◆ Brief 1
In the entries, rewrite the lines starting at the one containing "reload-icon[interactable]: ↻ [92,50,122,80]" and ending at the one containing "username-form: Change username", putting "Simple Chat" in place of "Super Chat" and keeping everything else the same.

◆ Reading passage
---
Napsal(a) Rev. Julian Duckworth

Judges 15: Samson defeats the Philistines.

At the beginning of this chapter, we learn that the one who gave Samson’s wife to another man was his father-in-law, who thought that Samson truly hated her. He then offered Samson her younger sister instead, saying, “Is she not better? Take her.”

Samson, enraged, took three-hundred foxes and tied them tail-to-tail in pairs, with a lit torch between them. He then released them in the Philistines’ standing grain, vineyards and olive groves to burn up their crops, as revenge for the loss of his wife. In retaliation, the Philistines went and burned her and her father. In a final act of vengeance, Samson killed very many of the Philistines, then went to dwell in the cleft of the rock of Etam.

The Philistines went to Judah, stating their intent to arrest Samson, and the men of Judah passed on the message to him. Samson made the Judeans promise not to kill him themselves, but only to bind him with two new ropes before giving him to the Philistines as a prisoner.
---
(Layout annotation data)
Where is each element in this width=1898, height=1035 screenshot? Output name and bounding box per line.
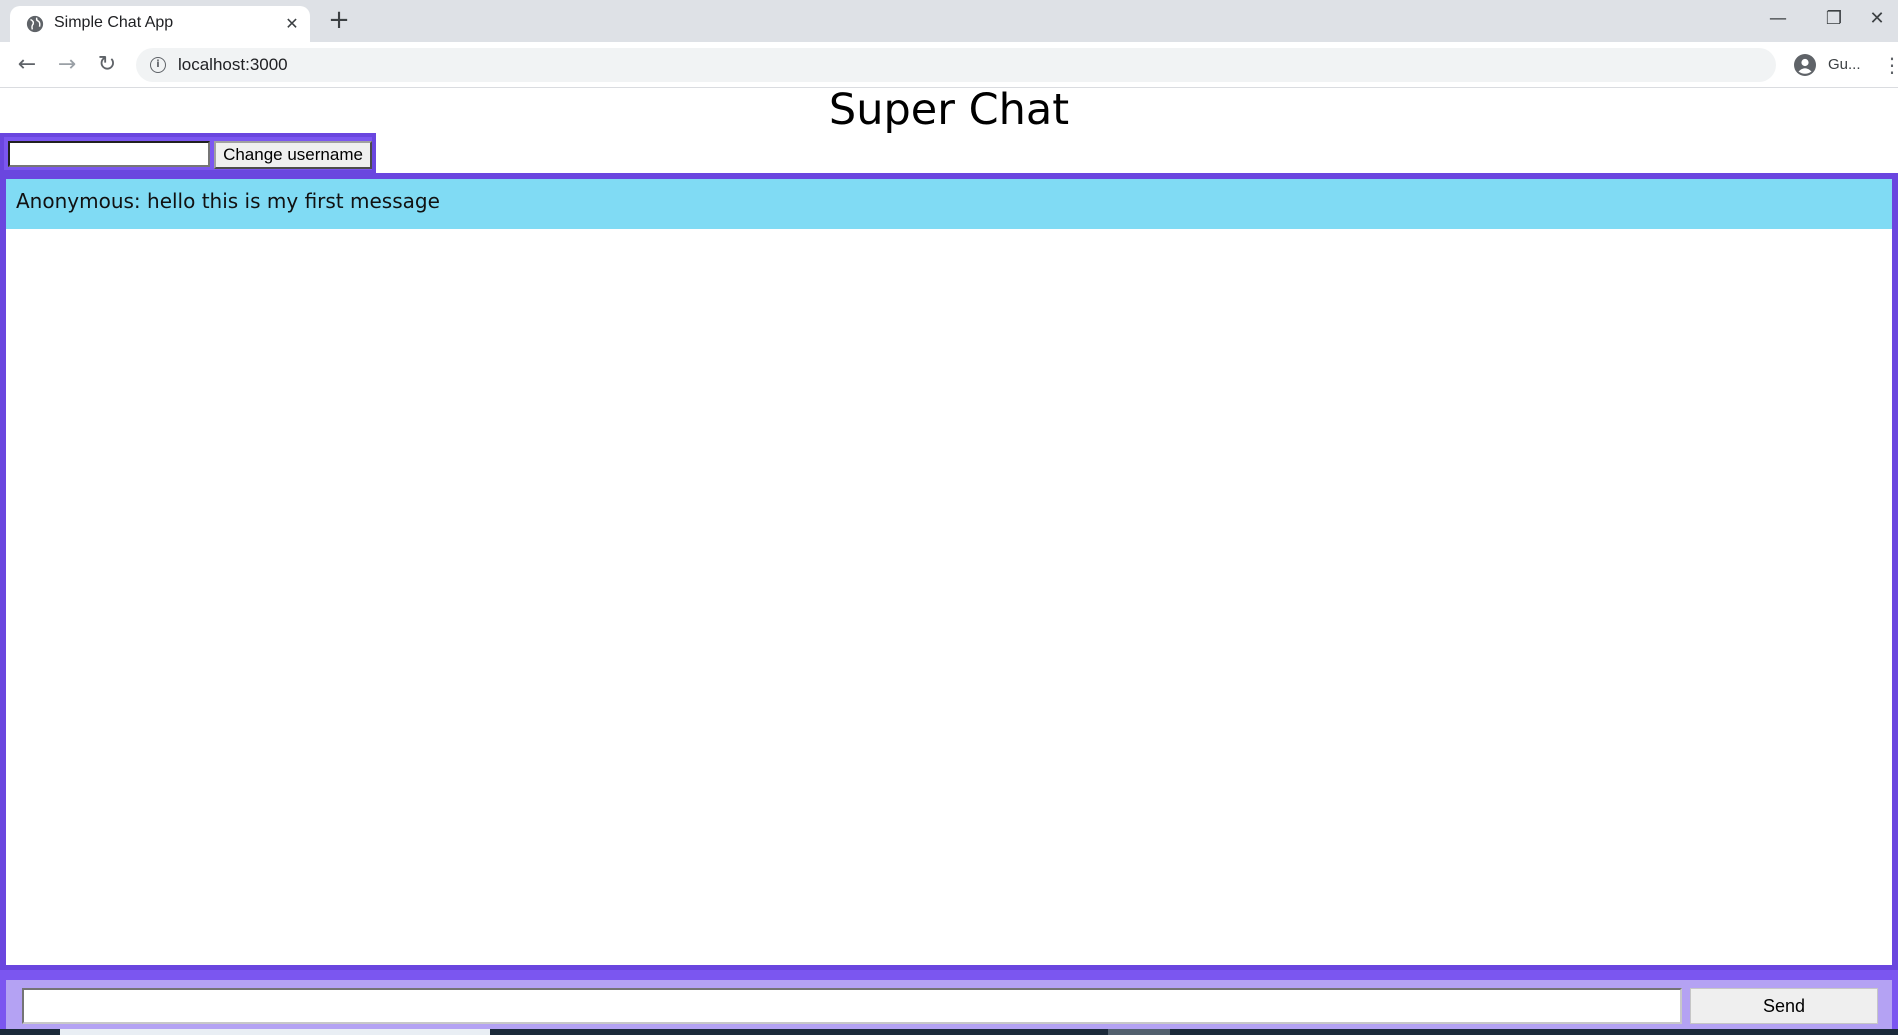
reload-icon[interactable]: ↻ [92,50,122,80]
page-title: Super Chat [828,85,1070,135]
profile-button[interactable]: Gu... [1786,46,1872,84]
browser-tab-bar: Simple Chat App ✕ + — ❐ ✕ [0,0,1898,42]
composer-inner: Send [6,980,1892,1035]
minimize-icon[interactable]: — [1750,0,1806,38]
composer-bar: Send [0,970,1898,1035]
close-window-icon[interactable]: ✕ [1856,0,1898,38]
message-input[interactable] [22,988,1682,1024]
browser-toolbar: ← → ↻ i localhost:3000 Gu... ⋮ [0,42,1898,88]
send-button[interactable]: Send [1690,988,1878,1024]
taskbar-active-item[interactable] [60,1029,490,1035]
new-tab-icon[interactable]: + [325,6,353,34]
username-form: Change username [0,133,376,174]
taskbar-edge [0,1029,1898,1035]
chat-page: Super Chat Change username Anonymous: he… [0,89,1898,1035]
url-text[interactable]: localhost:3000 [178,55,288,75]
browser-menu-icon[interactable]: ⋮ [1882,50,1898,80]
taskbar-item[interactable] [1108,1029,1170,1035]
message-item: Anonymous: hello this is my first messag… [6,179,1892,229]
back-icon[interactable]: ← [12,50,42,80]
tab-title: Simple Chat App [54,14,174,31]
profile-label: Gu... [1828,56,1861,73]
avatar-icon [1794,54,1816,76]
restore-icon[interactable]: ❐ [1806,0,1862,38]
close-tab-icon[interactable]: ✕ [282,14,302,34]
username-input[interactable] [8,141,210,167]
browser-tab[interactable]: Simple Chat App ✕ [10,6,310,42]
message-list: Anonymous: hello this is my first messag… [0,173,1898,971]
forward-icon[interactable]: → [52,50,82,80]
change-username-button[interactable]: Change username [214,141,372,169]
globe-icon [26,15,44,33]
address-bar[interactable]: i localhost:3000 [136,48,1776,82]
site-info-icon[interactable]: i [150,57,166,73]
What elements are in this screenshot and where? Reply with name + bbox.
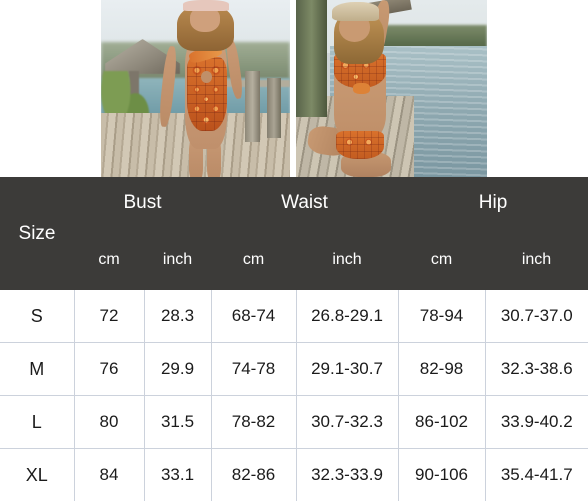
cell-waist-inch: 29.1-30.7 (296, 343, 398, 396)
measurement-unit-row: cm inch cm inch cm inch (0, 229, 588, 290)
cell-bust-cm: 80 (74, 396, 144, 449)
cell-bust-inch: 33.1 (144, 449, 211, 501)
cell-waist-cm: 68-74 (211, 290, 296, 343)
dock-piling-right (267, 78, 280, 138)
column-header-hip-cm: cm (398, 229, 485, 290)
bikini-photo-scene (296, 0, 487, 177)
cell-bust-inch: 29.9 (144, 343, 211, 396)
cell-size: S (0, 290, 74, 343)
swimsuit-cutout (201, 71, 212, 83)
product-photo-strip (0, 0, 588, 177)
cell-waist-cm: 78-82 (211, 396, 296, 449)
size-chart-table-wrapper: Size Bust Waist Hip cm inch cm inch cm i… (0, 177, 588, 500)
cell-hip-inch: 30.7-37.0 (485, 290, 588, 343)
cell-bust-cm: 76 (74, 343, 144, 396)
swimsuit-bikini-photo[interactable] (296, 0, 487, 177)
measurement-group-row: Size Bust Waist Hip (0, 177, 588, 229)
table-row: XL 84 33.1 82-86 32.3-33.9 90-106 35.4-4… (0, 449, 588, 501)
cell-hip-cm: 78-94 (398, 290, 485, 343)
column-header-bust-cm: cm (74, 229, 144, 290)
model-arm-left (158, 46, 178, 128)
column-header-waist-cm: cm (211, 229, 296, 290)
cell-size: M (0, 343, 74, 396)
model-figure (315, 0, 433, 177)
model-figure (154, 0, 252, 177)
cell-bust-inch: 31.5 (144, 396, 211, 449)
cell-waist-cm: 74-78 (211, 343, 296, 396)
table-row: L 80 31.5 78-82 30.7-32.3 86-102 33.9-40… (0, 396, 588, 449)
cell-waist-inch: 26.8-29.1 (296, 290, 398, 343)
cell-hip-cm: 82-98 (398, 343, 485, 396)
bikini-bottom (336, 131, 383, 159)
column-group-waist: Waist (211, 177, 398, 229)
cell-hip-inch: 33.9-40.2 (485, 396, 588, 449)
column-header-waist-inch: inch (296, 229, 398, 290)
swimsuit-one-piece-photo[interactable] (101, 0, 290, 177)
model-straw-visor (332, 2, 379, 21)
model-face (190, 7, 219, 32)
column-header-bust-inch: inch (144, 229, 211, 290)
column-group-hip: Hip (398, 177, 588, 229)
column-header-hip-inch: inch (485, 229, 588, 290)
---
◆ Brief 2
In the passage on Judges 15, why did Samson release the foxes with lit torches into the Philistines' grain, vineyards and olive groves?

◆ Complete response 1
reload-icon[interactable]: ↻ [92,50,122,80]
page-title: Simple Chat [828,85,1070,135]
profile-button[interactable]: Gu... [1786,46,1872,84]
browser-tab-bar: Simple Chat App ✕ + — ❐ ✕ [0,0,1898,42]
composer-inner: Send [6,980,1892,1035]
minimize-icon[interactable]: — [1750,0,1806,38]
composer-bar: Send [0,970,1898,1035]
close-window-icon[interactable]: ✕ [1856,0,1898,38]
message-input[interactable] [22,988,1682,1024]
browser-toolbar: ← → ↻ i localhost:3000 Gu... ⋮ [0,42,1898,88]
send-button[interactable]: Send [1690,988,1878,1024]
taskbar-active-item[interactable] [60,1029,490,1035]
new-tab-icon[interactable]: + [325,6,353,34]
username-form: Change username [0,133,376,174]

◆ Complete response 2
He did it to take revenge for the loss of his wife. His father-in-law had given her to another man.